(What to work on):
1 – Write out the part of the article below on COVID-19 deaths in Mumbai starting with "In keeping with" and going on through "for COVID-19, dying?".
2 – Resume the article below on COVID-19 deaths in Mumbai and keep writing from its last sentence.

The task force has specialist doctors including experts in infectious diseases, tuberculosis (TB) and public health. “In terms of the pattern of infection, it [Mumbai] is following the standard kind of graph that it has followed all over the world,” he said.

The ages of the patients range from those a few months old to those above 90. 

Watch this interview for how Mumbai and Delhi are dealing with the pandemic: 

Deaths among the young make things fuzzier, as those the government believes are high-risk might not be the only ones. This would mean we need to expand testing further. 

No clear answers

Instead of ramping up testing, as experts have advised, Mumbai officials have decided they simply cannot afford to test all the patients, and only those with symptoms will now be tested, even though evidence is clear: Around 80% of COVID-19 patients have either mild symptoms or remain asymptomatic, and can infect many others.  

In keeping with the experience around the world, 87% of patients who have succumbed to COVID-19 so far in Mumbai have had comorbidities and 7-8% have had age-related risk factors, according to data released by the city’s civic officials on April 13, 2020. The remaining have been healthy, young people.

Only ramping up testing significantly, as recommended repeatedly by the World Health Organization (WHO), will give us an idea of the number of young people affected with COVID-19 in a community.

“Should it draw the attention of policy makers, yes it should, because it [younger patients] was information that was not there previously,” said Srivastava. “It is important for all this information to come your way before you can say, look, this is what we have learnt from this experience.” 

Why are healthy individuals, who are otherwise not at risk for COVID-19, dying? 

“When you have got somebody who has succumbed on the first day of the infection as against somebody who has succumbed on the eighth or the ninth day of the infection, you probably have to look at not just at the virus, social distancing [physical distancing] or comorbidity--you have to look at what are the immune parameters of these patients,” said Srivastava. 

To understand why the young are succumbing to the virus, it is important to investigate what the trigger to their immune system was that caused the cases to turn critical, he said. 

At the moment, our knowledge of the virus, of the ones most at risk, and of how it affects different demographics, is both patchy and constantly evolving. Some COVID-19 patients experience what is referred to as a “cytokine storm”, when the patient’s own body releases immense amounts of proteins (cytokine) that cause more inflammation.

(Entries shown):

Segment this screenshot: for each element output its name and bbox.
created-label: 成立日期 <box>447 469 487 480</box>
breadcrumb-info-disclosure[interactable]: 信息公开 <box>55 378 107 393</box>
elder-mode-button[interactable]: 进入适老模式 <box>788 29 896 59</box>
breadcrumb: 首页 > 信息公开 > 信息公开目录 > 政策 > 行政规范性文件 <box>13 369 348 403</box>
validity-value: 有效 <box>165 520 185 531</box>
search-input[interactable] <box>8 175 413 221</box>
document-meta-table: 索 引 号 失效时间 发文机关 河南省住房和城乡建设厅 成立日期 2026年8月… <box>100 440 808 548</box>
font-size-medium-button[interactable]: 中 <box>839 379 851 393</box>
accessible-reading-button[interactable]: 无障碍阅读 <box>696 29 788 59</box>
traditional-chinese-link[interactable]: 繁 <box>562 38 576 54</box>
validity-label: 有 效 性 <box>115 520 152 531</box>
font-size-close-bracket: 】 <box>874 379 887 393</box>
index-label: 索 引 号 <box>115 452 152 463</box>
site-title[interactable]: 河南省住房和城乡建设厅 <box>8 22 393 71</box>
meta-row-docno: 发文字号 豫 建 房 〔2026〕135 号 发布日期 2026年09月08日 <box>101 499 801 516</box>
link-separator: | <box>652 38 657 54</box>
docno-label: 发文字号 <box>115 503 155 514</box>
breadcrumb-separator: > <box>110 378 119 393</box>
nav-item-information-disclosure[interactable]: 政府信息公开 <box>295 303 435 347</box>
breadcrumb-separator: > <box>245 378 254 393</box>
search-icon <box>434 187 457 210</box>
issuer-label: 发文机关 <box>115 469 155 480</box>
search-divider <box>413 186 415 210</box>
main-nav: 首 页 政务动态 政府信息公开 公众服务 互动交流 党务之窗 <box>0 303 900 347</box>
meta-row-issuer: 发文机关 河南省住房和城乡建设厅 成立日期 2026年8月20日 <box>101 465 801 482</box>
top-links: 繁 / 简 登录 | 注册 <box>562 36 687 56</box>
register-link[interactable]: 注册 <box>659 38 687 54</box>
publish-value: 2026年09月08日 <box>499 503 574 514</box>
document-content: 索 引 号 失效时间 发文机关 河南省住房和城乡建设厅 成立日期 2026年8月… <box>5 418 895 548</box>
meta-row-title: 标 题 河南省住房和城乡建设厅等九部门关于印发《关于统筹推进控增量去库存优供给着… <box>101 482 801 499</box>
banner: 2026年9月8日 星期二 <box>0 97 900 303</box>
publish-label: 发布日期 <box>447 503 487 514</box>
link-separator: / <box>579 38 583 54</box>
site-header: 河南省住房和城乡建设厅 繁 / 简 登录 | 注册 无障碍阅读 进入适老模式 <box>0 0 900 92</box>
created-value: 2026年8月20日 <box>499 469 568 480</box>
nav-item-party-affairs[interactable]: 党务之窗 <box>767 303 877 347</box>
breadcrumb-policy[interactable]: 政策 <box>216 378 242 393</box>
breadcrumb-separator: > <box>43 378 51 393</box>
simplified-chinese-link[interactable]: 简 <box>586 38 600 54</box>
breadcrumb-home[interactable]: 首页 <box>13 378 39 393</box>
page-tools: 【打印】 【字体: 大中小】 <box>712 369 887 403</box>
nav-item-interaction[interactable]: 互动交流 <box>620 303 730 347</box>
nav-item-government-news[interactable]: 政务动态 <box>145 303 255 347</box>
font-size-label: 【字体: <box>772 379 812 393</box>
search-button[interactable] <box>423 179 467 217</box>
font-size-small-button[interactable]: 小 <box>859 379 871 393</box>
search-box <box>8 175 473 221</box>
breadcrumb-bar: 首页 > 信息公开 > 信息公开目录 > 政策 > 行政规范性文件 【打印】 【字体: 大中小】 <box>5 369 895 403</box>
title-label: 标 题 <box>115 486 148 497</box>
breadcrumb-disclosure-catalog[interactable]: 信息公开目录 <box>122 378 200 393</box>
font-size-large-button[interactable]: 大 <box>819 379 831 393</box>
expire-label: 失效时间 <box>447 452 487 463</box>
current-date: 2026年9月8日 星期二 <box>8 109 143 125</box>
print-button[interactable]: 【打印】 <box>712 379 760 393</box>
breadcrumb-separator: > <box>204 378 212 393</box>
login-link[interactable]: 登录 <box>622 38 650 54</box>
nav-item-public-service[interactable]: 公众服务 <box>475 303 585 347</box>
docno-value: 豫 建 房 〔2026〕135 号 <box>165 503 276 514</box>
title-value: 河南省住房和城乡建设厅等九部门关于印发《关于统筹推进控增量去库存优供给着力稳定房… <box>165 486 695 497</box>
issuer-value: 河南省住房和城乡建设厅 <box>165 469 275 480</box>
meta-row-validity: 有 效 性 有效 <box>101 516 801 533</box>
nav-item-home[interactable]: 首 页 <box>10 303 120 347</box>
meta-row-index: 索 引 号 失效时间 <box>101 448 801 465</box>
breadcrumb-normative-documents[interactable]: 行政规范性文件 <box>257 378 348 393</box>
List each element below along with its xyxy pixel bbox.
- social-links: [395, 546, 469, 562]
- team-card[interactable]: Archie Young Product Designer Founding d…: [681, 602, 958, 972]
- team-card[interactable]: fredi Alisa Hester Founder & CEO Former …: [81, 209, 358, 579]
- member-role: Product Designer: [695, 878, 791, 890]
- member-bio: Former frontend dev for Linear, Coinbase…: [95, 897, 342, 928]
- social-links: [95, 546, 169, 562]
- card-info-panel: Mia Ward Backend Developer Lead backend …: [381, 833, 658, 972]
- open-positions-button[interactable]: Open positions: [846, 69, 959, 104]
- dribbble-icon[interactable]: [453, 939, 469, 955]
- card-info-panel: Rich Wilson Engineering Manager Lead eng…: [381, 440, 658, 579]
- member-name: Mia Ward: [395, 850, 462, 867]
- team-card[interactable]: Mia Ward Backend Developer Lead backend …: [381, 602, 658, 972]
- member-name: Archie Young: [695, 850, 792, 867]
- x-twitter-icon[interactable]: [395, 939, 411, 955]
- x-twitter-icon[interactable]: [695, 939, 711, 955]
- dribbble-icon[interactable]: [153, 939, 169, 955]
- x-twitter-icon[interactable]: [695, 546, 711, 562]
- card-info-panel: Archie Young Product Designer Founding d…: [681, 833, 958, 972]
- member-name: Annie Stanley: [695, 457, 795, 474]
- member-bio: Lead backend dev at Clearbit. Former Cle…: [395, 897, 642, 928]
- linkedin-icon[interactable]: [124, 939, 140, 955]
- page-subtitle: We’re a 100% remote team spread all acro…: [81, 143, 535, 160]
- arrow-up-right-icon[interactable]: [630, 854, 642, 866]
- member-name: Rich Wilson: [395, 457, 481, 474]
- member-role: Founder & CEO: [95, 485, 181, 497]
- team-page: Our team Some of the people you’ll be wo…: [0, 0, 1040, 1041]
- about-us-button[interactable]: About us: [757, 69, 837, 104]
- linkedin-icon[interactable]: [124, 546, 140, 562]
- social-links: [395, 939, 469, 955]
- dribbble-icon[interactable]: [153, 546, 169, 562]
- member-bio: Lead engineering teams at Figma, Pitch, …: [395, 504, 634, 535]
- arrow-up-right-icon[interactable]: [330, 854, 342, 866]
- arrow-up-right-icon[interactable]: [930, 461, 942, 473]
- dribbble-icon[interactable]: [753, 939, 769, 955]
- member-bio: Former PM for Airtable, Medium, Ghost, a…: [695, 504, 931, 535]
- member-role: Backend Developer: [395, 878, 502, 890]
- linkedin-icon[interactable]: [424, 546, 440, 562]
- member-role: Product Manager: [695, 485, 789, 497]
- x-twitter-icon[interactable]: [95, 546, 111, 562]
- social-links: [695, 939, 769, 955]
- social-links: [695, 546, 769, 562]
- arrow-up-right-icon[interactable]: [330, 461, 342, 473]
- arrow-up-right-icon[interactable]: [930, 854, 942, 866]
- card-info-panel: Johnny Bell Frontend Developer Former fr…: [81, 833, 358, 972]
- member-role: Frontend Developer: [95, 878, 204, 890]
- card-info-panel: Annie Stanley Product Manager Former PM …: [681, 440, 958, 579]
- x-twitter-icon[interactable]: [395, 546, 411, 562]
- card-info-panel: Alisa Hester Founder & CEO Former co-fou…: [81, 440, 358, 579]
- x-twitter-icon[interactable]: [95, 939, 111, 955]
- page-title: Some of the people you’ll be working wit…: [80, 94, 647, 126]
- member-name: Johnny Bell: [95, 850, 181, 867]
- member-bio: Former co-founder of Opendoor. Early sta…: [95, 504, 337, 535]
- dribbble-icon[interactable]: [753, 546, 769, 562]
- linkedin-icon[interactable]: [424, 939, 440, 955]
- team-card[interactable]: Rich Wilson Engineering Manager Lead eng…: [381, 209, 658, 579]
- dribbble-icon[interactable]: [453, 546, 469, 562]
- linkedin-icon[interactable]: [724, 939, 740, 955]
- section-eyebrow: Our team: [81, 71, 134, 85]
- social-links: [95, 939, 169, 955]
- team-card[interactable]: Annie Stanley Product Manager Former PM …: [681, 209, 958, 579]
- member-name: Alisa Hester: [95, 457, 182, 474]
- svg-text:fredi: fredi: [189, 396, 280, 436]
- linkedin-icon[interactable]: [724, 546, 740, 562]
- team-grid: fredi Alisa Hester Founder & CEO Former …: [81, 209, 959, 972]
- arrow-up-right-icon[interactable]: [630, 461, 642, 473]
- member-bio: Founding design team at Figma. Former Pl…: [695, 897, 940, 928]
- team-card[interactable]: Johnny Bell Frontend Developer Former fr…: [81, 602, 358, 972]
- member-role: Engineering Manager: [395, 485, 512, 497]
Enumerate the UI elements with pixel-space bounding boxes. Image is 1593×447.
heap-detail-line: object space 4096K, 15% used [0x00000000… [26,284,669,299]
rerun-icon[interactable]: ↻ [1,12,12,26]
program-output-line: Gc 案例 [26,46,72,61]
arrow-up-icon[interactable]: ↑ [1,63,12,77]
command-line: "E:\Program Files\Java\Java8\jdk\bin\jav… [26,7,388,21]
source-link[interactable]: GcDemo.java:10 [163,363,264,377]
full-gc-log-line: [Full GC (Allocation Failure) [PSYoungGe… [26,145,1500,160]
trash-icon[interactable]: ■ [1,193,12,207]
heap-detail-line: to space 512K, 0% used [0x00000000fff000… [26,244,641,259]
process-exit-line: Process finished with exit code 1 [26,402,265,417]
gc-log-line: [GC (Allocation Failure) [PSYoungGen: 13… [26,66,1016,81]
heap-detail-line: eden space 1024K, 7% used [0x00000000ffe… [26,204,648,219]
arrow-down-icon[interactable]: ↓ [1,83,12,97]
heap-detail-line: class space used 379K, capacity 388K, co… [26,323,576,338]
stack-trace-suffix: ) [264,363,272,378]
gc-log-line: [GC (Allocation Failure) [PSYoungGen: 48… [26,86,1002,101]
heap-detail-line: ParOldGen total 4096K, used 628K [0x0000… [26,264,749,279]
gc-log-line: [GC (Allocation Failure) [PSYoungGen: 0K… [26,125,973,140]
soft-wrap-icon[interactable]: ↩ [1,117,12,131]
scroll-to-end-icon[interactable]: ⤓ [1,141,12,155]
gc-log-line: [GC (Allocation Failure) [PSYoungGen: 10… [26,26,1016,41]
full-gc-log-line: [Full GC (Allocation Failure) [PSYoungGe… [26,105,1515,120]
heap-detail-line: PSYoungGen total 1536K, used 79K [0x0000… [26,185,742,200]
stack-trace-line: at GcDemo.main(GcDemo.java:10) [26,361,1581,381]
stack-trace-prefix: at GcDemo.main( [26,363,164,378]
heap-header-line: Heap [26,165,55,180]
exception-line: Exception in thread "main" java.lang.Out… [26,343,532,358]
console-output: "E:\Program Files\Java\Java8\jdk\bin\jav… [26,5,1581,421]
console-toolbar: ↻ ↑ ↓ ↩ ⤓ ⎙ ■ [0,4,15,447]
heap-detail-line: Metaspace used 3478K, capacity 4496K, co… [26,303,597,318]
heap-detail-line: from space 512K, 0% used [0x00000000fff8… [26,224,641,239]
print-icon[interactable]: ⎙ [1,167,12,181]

(Answers for the exercise):
1 –
In keeping with the experience around the world, 87% of patients who have succumbed to COVID-19 so far in Mumbai have had comorbidities and 7-8% have had age-related risk factors, according to data released by the city’s civic officials on April 13, 2020. The remaining have been healthy, young people.

Only ramping up testing significantly, as recommended repeatedly by the World Health Organization (WHO), will give us an idea of the number of young people affected with COVID-19 in a community.

“Should it draw the attention of policy makers, yes it should, because it [younger patients] was information that was not there previously,” said Srivastava. “It is important for all this information to come your way before you can say, look, this is what we have learnt from this experience.” 

Why are healthy individuals, who are otherwise not at risk for COVID-19, dying?

2 –
Many other factors come into play, such as the patient’s overall health before the infection.

“If someone is chronically malnourished then they are not necessarily in the best of health,” said Vineeta Bal, an immunologist and researcher at the Indian Institution of Science, Education & Research (IISER), Pune. Bal said it would matter whether these young individuals were undernourished migrants, for instance.

The gap between when someone was infected and the treatment could also be important, as well as the ‘viral load’ (number of viral particles in the blood), Bal said. She added that the tests in India currently only give a yes or no answer to COVID-19 infection, and are not at a point to tell the viral load.

Those familiar with the city believe the officials are handling it to the best of their capacity. “If you want to respond to it [COVID-19], then you need to have city-level planning and capacity,” said Milind Mhaske, director of Mumbai-based Praja Foundation that works to increase accountability in governance. “BMC [Mumbai’s civic body] is one of the places responding very well. In Mumbai, we are testing crazily. There is a lot of coordination with the city and the state.” 

The decision to limit testing could undo those gains. 

“Ideally I would have liked to see most of the population have access to testing, like [in] South Korea,” Bal said. “Our country has systematically underfunded the public health system over the years and now [in the middle of a pandemic] nothing can be done about it.”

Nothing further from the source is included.